=== PROBLEM TO SOLVE ===
Looking at the listing, state how many of its lines contain the string "MyDNS". Write only the number.

===== DATA SECTION =====

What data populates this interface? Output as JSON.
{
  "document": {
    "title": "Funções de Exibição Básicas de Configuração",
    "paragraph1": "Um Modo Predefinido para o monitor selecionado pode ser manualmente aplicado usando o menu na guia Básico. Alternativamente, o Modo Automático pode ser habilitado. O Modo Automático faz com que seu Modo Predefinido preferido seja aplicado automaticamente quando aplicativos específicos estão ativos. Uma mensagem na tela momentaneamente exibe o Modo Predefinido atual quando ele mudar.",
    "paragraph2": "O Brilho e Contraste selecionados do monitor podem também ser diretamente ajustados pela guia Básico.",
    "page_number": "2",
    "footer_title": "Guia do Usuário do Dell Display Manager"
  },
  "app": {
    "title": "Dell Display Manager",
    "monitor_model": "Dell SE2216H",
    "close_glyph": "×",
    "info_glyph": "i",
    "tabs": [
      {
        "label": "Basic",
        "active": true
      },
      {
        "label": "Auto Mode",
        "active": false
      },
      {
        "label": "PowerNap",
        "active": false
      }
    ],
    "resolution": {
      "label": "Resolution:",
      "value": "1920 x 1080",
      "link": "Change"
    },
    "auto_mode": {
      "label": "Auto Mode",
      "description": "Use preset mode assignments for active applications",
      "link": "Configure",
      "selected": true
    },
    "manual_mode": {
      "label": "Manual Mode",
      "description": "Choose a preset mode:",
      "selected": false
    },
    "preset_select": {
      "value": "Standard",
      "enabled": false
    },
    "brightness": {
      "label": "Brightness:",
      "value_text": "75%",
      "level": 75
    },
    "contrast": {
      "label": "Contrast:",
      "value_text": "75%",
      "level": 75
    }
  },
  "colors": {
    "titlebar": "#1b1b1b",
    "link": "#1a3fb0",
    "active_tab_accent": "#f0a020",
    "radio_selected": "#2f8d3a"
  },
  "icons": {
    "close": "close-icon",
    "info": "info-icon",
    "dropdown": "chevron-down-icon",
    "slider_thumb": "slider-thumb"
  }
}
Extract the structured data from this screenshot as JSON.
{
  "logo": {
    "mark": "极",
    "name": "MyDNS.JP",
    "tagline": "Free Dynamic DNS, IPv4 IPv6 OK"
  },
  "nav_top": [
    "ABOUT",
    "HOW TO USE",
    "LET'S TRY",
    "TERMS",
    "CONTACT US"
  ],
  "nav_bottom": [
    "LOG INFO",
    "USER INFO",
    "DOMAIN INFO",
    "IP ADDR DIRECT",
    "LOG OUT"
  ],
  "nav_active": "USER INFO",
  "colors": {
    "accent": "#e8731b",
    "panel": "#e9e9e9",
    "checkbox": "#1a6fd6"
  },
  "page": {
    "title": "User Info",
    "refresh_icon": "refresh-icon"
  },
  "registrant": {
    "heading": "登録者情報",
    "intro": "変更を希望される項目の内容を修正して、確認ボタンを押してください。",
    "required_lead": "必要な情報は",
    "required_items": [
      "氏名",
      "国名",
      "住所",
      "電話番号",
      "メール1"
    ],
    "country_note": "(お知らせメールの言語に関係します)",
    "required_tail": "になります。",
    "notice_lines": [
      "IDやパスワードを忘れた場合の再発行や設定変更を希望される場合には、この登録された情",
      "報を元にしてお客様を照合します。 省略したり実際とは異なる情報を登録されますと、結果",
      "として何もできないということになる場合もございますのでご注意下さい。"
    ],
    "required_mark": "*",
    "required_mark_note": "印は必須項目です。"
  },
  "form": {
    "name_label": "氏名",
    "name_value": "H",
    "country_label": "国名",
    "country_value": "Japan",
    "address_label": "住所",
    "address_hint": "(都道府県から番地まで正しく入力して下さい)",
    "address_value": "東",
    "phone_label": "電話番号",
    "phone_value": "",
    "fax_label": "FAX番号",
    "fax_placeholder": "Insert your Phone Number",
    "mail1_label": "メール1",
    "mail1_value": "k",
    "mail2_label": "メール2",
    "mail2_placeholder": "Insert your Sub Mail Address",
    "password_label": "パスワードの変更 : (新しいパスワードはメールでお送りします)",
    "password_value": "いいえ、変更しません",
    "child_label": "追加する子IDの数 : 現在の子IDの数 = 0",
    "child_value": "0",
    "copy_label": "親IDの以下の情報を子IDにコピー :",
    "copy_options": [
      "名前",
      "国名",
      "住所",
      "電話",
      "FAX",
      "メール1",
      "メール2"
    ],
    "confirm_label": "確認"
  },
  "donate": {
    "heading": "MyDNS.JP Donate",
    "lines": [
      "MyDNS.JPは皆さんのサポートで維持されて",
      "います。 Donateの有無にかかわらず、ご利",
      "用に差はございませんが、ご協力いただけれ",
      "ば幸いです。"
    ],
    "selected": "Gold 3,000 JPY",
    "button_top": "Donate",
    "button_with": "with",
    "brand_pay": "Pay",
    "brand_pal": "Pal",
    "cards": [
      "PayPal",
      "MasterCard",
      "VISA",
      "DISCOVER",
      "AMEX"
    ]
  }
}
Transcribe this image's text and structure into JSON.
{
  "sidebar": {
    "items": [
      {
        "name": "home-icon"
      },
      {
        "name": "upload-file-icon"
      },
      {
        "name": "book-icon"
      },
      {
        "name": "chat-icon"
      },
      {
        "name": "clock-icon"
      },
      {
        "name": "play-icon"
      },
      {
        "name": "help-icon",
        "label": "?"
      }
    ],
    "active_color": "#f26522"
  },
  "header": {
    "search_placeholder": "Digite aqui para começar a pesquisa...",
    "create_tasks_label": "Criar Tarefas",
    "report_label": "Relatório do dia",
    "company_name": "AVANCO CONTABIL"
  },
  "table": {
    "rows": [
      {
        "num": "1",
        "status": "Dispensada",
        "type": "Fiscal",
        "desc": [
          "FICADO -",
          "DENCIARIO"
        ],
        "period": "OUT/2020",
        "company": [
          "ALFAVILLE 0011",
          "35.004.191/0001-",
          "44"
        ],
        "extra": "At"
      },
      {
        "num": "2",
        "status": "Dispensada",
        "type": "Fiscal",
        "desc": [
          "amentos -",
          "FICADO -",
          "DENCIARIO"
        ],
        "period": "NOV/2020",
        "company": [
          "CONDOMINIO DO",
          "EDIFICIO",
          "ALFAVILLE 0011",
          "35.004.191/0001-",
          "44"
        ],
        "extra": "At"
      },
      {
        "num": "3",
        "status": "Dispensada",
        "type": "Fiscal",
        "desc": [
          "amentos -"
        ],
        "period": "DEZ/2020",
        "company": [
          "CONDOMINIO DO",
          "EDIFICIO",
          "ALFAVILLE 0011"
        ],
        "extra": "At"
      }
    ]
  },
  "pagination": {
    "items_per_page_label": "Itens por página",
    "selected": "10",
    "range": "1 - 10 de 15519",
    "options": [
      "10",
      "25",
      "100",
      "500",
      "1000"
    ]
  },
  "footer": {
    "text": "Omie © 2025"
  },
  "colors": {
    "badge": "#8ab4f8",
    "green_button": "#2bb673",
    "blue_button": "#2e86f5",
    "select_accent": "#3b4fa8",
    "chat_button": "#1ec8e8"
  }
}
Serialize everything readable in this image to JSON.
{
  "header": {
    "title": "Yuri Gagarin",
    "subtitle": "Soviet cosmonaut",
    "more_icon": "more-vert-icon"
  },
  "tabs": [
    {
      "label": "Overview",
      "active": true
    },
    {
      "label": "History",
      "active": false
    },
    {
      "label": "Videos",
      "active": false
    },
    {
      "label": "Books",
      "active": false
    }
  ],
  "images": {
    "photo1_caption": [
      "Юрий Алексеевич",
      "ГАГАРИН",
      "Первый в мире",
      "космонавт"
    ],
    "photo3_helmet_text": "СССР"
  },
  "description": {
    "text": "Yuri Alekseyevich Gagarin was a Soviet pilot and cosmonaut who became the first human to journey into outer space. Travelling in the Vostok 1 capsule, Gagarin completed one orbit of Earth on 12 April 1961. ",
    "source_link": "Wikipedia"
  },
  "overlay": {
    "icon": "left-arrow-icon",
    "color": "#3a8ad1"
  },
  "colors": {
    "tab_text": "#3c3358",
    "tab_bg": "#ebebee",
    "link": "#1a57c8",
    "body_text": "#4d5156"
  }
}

=====

=== RESPONSE TO THIS EXERCISE ===
3